* [DESCRIPTION OF THE TASK]
The entries that follow should be written out exactly.

[Rows from a dataset]
***

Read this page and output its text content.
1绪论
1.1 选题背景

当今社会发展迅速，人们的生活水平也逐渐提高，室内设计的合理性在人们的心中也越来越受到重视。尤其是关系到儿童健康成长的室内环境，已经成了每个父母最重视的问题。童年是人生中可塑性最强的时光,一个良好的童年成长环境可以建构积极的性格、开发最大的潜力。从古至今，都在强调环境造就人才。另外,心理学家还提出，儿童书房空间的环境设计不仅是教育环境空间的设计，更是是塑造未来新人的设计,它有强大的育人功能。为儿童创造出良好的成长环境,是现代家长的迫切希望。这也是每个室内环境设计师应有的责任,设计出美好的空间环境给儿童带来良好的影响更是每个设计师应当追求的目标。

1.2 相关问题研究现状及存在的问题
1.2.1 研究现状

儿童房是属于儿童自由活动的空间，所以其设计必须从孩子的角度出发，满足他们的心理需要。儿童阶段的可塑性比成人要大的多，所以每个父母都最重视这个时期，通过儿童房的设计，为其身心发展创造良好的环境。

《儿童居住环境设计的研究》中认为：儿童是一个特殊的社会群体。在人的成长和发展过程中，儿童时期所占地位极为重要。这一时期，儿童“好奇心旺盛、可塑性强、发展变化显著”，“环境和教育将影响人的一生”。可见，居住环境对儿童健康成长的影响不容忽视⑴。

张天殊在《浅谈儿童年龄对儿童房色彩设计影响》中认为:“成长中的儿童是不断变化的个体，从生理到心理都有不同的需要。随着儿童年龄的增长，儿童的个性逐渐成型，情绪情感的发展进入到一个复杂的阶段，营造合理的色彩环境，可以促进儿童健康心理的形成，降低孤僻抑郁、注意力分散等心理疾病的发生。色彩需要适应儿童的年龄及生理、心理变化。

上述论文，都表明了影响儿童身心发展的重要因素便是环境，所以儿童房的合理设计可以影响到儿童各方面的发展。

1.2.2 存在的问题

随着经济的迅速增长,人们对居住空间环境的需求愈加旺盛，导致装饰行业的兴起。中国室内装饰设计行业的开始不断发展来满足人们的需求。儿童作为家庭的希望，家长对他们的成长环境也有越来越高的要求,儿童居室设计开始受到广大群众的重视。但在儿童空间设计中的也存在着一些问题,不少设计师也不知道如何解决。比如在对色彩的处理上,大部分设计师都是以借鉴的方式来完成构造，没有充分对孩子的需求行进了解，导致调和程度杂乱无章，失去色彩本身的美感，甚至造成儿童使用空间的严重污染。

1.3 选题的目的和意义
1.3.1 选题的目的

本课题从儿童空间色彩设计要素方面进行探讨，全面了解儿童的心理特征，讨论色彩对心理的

***

* [THE REPLY]
Read this page and output its text content.
1绪论
1.1 选题背景

当今社会发展迅速，人们的生活水平也逐渐提高，室内设计的合理性在人们的心中也越来越受到重视。尤其是关系到儿童健康成长的室内环境，已经成了每个父母最重视的问题。童年是人生中可塑性最强的时光,一个良好的童年成长环境可以建构积极的性格、开发最大的潜力。从古至今，都在强调环境造就人才。另外,心理学家还提出，儿童书房空间的环境设计不仅是教育环境空间的设计，更是是塑造未来新人的设计,它有强大的育人功能。为儿童创造出良好的成长环境,是现代家长的迫切希望。这也是每个室内环境设计师应有的责任,设计出美好的空间环境给儿童带来良好的影响更是每个设计师应当追求的目标。

1.2 相关问题研究现状及存在的问题
1.2.1 研究现状

儿童房是属于儿童自由活动的空间，所以其设计必须从孩子的角度出发，满足他们的心理需要。儿童阶段的可塑性比成人要大的多，所以每个父母都最重视这个时期，通过儿童房的设计，为其身心发展创造良好的环境。

《儿童居住环境设计的研究》中认为：儿童是一个特殊的社会群体。在人的成长和发展过程中，儿童时期所占地位极为重要。这一时期，儿童“好奇心旺盛、可塑性强、发展变化显著”，“环境和教育将影响人的一生”。可见，居住环境对儿童健康成长的影响不容忽视⑴。

张天殊在《浅谈儿童年龄对儿童房色彩设计影响》中认为:“成长中的儿童是不断变化的个体，从生理到心理都有不同的需要。随着儿童年龄的增长，儿童的个性逐渐成型，情绪情感的发展进入到一个复杂的阶段，营造合理的色彩环境，可以促进儿童健康心理的形成，降低孤僻抑郁、注意力分散等心理疾病的发生。色彩需要适应儿童的年龄及生理、心理变化。

上述论文，都表明了影响儿童身心发展的重要因素便是环境，所以儿童房的合理设计可以影响到儿童各方面的发展。

1.2.2 存在的问题

随着经济的迅速增长,人们对居住空间环境的需求愈加旺盛，导致装饰行业的兴起。中国室内装饰设计行业的开始不断发展来满足人们的需求。儿童作为家庭的希望，家长对他们的成长环境也有越来越高的要求,儿童居室设计开始受到广大群众的重视。但在儿童空间设计中的也存在着一些问题,不少设计师也不知道如何解决。比如在对色彩的处理上,大部分设计师都是以借鉴的方式来完成构造，没有充分对孩子的需求行进了解，导致调和程度杂乱无章，失去色彩本身的美感，甚至造成儿童使用空间的严重污染。

1.3 选题的目的和意义
1.3.1 选题的目的

本课题从儿童空间色彩设计要素方面进行探讨，全面了解儿童的心理特征，讨论色彩对心理的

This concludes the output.